WHAT IS EXPECTED:
Reproduce the listing exactly, with no pictures in your copy.

DATA:
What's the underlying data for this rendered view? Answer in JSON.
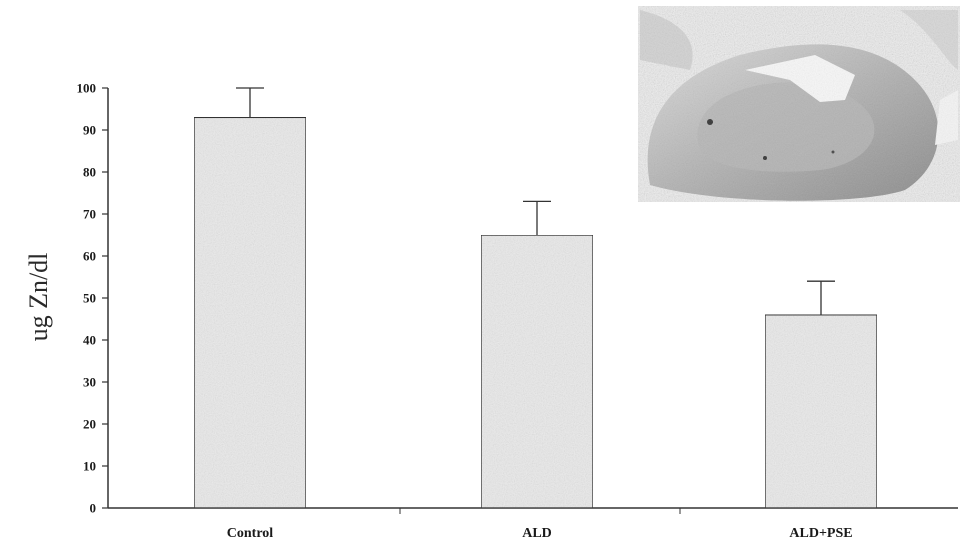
{
  "chart_data": {
    "type": "bar",
    "categories": [
      "Control",
      "ALD",
      "ALD+PSE"
    ],
    "values": [
      93,
      65,
      46
    ],
    "error_upper": [
      100,
      73,
      54
    ],
    "title": "",
    "xlabel": "",
    "ylabel": "ug Zn/dl",
    "ylim": [
      0,
      100
    ],
    "yticks": [
      0,
      10,
      20,
      30,
      40,
      50,
      60,
      70,
      80,
      90,
      100
    ],
    "grid": false,
    "bar_color": "#ececec",
    "bar_stroke": "#333333"
  }
}
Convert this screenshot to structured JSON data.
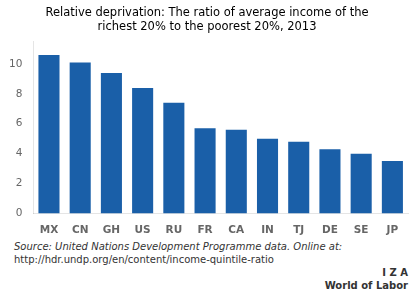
{
  "chart_data": {
    "type": "bar",
    "title": "Relative deprivation: The ratio of average income of the\nrichest 20% to the poorest 20%, 2013",
    "categories": [
      "MX",
      "CN",
      "GH",
      "US",
      "RU",
      "FR",
      "CA",
      "IN",
      "TJ",
      "DE",
      "SE",
      "JP"
    ],
    "values": [
      10.6,
      10.1,
      9.4,
      8.4,
      7.4,
      5.7,
      5.6,
      5.0,
      4.8,
      4.3,
      4.0,
      3.5
    ],
    "color": "#1a5fa8",
    "ylim": [
      0,
      11.5
    ],
    "yticks": [
      0,
      2,
      4,
      6,
      8,
      10
    ],
    "grid": false,
    "annotations": [
      "Source: United Nations Development Programme data. Online at:",
      "http://hdr.undp.org/en/content/income-quintile-ratio",
      "I  Z  A",
      "World of Labor"
    ]
  }
}
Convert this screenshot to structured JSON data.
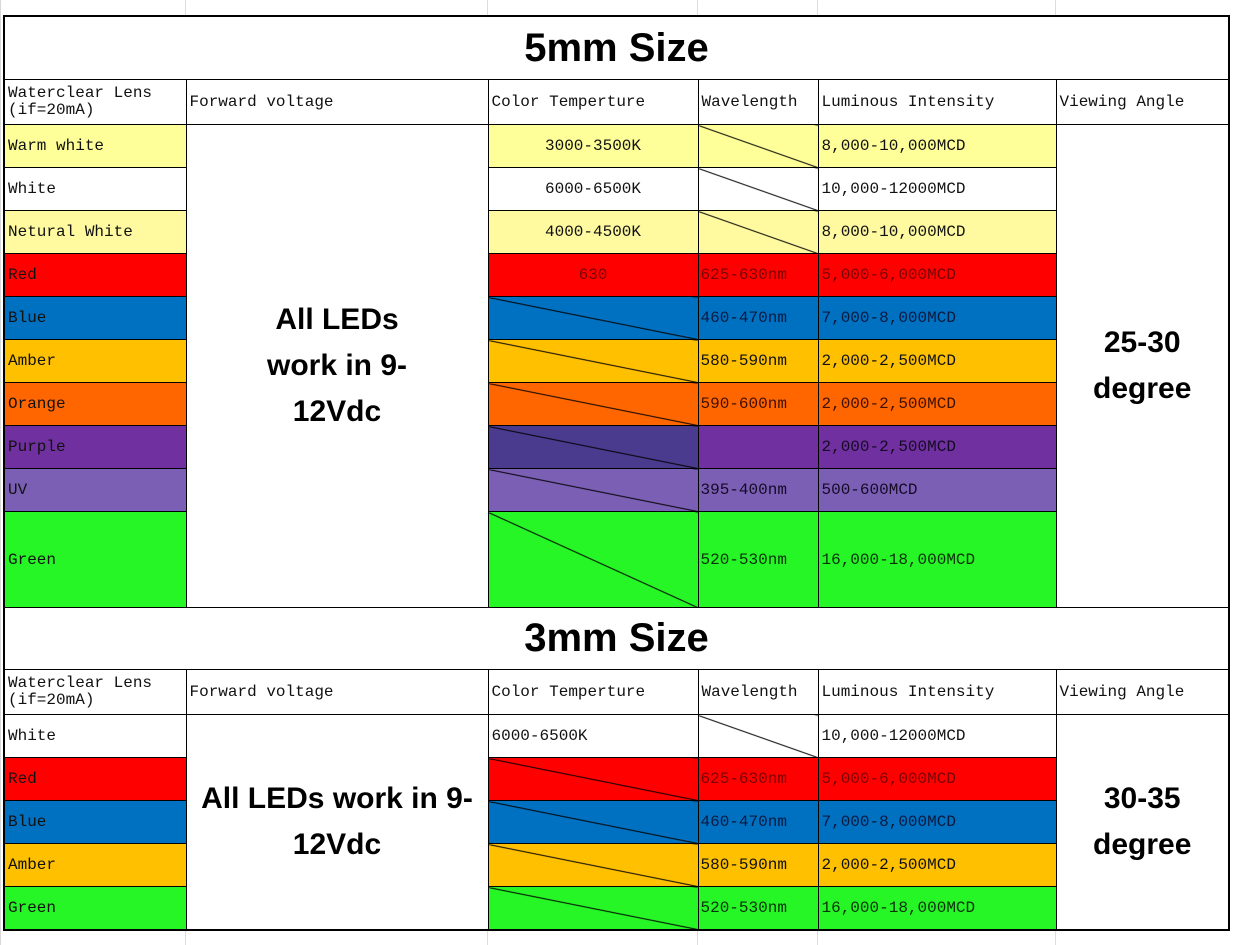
{
  "sections": [
    {
      "title": "5mm Size",
      "headers": [
        "Waterclear Lens\n(if=20mA)",
        "Forward voltage",
        "Color Temperture",
        "Wavelength",
        "Luminous Intensity",
        "Viewing Angle"
      ],
      "forward_voltage": "All LEDs work in 9-12Vdc",
      "viewing_angle": "25-30 degree",
      "rows": [
        {
          "name": "Warm white",
          "bg": "#ffff99",
          "fg": "#111111",
          "ct": "3000-3500K",
          "ct_center": true,
          "wl": "",
          "wl_diag": true,
          "li": "8,000-10,000MCD"
        },
        {
          "name": "White",
          "bg": "#ffffff",
          "fg": "#111111",
          "ct": "6000-6500K",
          "ct_center": true,
          "wl": "",
          "wl_diag": true,
          "li": "10,000-12000MCD"
        },
        {
          "name": "Netural White",
          "bg": "#fffaa0",
          "fg": "#111111",
          "ct": "4000-4500K",
          "ct_center": true,
          "wl": "",
          "wl_diag": true,
          "li": "8,000-10,000MCD"
        },
        {
          "name": "Red",
          "bg": "#ff0000",
          "fg": "#7a0000",
          "ct": "630",
          "ct_center": true,
          "wl": "625-630nm",
          "li": "5,000-6,000MCD"
        },
        {
          "name": "Blue",
          "bg": "#0070c0",
          "fg": "#0a1a40",
          "ct": "",
          "ct_diag": true,
          "wl": "460-470nm",
          "li": "7,000-8,000MCD"
        },
        {
          "name": "Amber",
          "bg": "#ffc000",
          "fg": "#111111",
          "ct": "",
          "ct_diag": true,
          "wl": "580-590nm",
          "li": "2,000-2,500MCD"
        },
        {
          "name": "Orange",
          "bg": "#ff6600",
          "fg": "#401000",
          "ct": "",
          "ct_diag": true,
          "wl": "590-600nm",
          "li": "2,000-2,500MCD"
        },
        {
          "name": "Purple",
          "bg": "#7030a0",
          "ct_bg": "#4b3b8f",
          "fg": "#150a25",
          "ct": "",
          "ct_diag": true,
          "wl": "",
          "li": "2,000-2,500MCD"
        },
        {
          "name": "UV",
          "bg": "#7b5fb5",
          "fg": "#150a25",
          "ct": "",
          "ct_diag": true,
          "wl": "395-400nm",
          "li": "500-600MCD"
        },
        {
          "name": "Green",
          "bg": "#26f526",
          "fg": "#0a300a",
          "ct": "",
          "ct_diag": true,
          "wl": "520-530nm",
          "li": "16,000-18,000MCD",
          "tall": true
        }
      ]
    },
    {
      "title": "3mm Size",
      "headers": [
        "Waterclear Lens\n(if=20mA)",
        "Forward voltage",
        "Color Temperture",
        "Wavelength",
        "Luminous Intensity",
        "Viewing Angle"
      ],
      "forward_voltage": "All LEDs work in 9-12Vdc",
      "viewing_angle": "30-35 degree",
      "rows": [
        {
          "name": "White",
          "bg": "#ffffff",
          "fg": "#111111",
          "ct": "6000-6500K",
          "wl": "",
          "wl_diag": true,
          "li": "10,000-12000MCD"
        },
        {
          "name": "Red",
          "bg": "#ff0000",
          "fg": "#7a0000",
          "ct": "",
          "ct_diag": true,
          "wl": "625-630nm",
          "li": "5,000-6,000MCD"
        },
        {
          "name": "Blue",
          "bg": "#0070c0",
          "fg": "#0a1a40",
          "ct": "",
          "ct_diag": true,
          "wl": "460-470nm",
          "li": "7,000-8,000MCD"
        },
        {
          "name": "Amber",
          "bg": "#ffc000",
          "fg": "#111111",
          "ct": "",
          "ct_diag": true,
          "wl": "580-590nm",
          "li": "2,000-2,500MCD"
        },
        {
          "name": "Green",
          "bg": "#26f526",
          "fg": "#0a300a",
          "ct": "",
          "ct_diag": true,
          "wl": "520-530nm",
          "li": "16,000-18,000MCD"
        }
      ]
    }
  ]
}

CORRECT OUTPUT:
What's the underlying data for this rendered view? Answer in JSON.
{
  "chart_data": {
    "type": "bar",
    "categories": [
      "Control",
      "ALD",
      "ALD+PSE"
    ],
    "values": [
      93,
      65,
      46
    ],
    "error_upper": [
      100,
      73,
      54
    ],
    "title": "",
    "xlabel": "",
    "ylabel": "ug Zn/dl",
    "ylim": [
      0,
      100
    ],
    "yticks": [
      0,
      10,
      20,
      30,
      40,
      50,
      60,
      70,
      80,
      90,
      100
    ],
    "grid": false,
    "bar_color": "#ececec",
    "bar_stroke": "#333333"
  }
}
Convert this screenshot to structured JSON data.
{
  "chart_data": {
    "type": "bar",
    "title": "Relative deprivation: The ratio of average income of the\nrichest 20% to the poorest 20%, 2013",
    "categories": [
      "MX",
      "CN",
      "GH",
      "US",
      "RU",
      "FR",
      "CA",
      "IN",
      "TJ",
      "DE",
      "SE",
      "JP"
    ],
    "values": [
      10.6,
      10.1,
      9.4,
      8.4,
      7.4,
      5.7,
      5.6,
      5.0,
      4.8,
      4.3,
      4.0,
      3.5
    ],
    "color": "#1a5fa8",
    "ylim": [
      0,
      11.5
    ],
    "yticks": [
      0,
      2,
      4,
      6,
      8,
      10
    ],
    "grid": false,
    "annotations": [
      "Source: United Nations Development Programme data. Online at:",
      "http://hdr.undp.org/en/content/income-quintile-ratio",
      "I  Z  A",
      "World of Labor"
    ]
  }
}
Convert this screenshot to structured JSON data.
{
  "sections": [
    {
      "title": "5mm Size",
      "headers": [
        "Waterclear Lens\n(if=20mA)",
        "Forward voltage",
        "Color Temperture",
        "Wavelength",
        "Luminous Intensity",
        "Viewing Angle"
      ],
      "forward_voltage": "All LEDs work in 9-12Vdc",
      "viewing_angle": "25-30 degree",
      "rows": [
        {
          "name": "Warm white",
          "bg": "#ffff99",
          "fg": "#111111",
          "ct": "3000-3500K",
          "ct_center": true,
          "wl": "",
          "wl_diag": true,
          "li": "8,000-10,000MCD"
        },
        {
          "name": "White",
          "bg": "#ffffff",
          "fg": "#111111",
          "ct": "6000-6500K",
          "ct_center": true,
          "wl": "",
          "wl_diag": true,
          "li": "10,000-12000MCD"
        },
        {
          "name": "Netural White",
          "bg": "#fffaa0",
          "fg": "#111111",
          "ct": "4000-4500K",
          "ct_center": true,
          "wl": "",
          "wl_diag": true,
          "li": "8,000-10,000MCD"
        },
        {
          "name": "Red",
          "bg": "#ff0000",
          "fg": "#7a0000",
          "ct": "630",
          "ct_center": true,
          "wl": "625-630nm",
          "li": "5,000-6,000MCD"
        },
        {
          "name": "Blue",
          "bg": "#0070c0",
          "fg": "#0a1a40",
          "ct": "",
          "ct_diag": true,
          "wl": "460-470nm",
          "li": "7,000-8,000MCD"
        },
        {
          "name": "Amber",
          "bg": "#ffc000",
          "fg": "#111111",
          "ct": "",
          "ct_diag": true,
          "wl": "580-590nm",
          "li": "2,000-2,500MCD"
        },
        {
          "name": "Orange",
          "bg": "#ff6600",
          "fg": "#401000",
          "ct": "",
          "ct_diag": true,
          "wl": "590-600nm",
          "li": "2,000-2,500MCD"
        },
        {
          "name": "Purple",
          "bg": "#7030a0",
          "ct_bg": "#4b3b8f",
          "fg": "#150a25",
          "ct": "",
          "ct_diag": true,
          "wl": "",
          "li": "2,000-2,500MCD"
        },
        {
          "name": "UV",
          "bg": "#7b5fb5",
          "fg": "#150a25",
          "ct": "",
          "ct_diag": true,
          "wl": "395-400nm",
          "li": "500-600MCD"
        },
        {
          "name": "Green",
          "bg": "#26f526",
          "fg": "#0a300a",
          "ct": "",
          "ct_diag": true,
          "wl": "520-530nm",
          "li": "16,000-18,000MCD",
          "tall": true
        }
      ]
    },
    {
      "title": "3mm Size",
      "headers": [
        "Waterclear Lens\n(if=20mA)",
        "Forward voltage",
        "Color Temperture",
        "Wavelength",
        "Luminous Intensity",
        "Viewing Angle"
      ],
      "forward_voltage": "All LEDs work in 9-12Vdc",
      "viewing_angle": "30-35 degree",
      "rows": [
        {
          "name": "White",
          "bg": "#ffffff",
          "fg": "#111111",
          "ct": "6000-6500K",
          "wl": "",
          "wl_diag": true,
          "li": "10,000-12000MCD"
        },
        {
          "name": "Red",
          "bg": "#ff0000",
          "fg": "#7a0000",
          "ct": "",
          "ct_diag": true,
          "wl": "625-630nm",
          "li": "5,000-6,000MCD"
        },
        {
          "name": "Blue",
          "bg": "#0070c0",
          "fg": "#0a1a40",
          "ct": "",
          "ct_diag": true,
          "wl": "460-470nm",
          "li": "7,000-8,000MCD"
        },
        {
          "name": "Amber",
          "bg": "#ffc000",
          "fg": "#111111",
          "ct": "",
          "ct_diag": true,
          "wl": "580-590nm",
          "li": "2,000-2,500MCD"
        },
        {
          "name": "Green",
          "bg": "#26f526",
          "fg": "#0a300a",
          "ct": "",
          "ct_diag": true,
          "wl": "520-530nm",
          "li": "16,000-18,000MCD"
        }
      ]
    }
  ]
}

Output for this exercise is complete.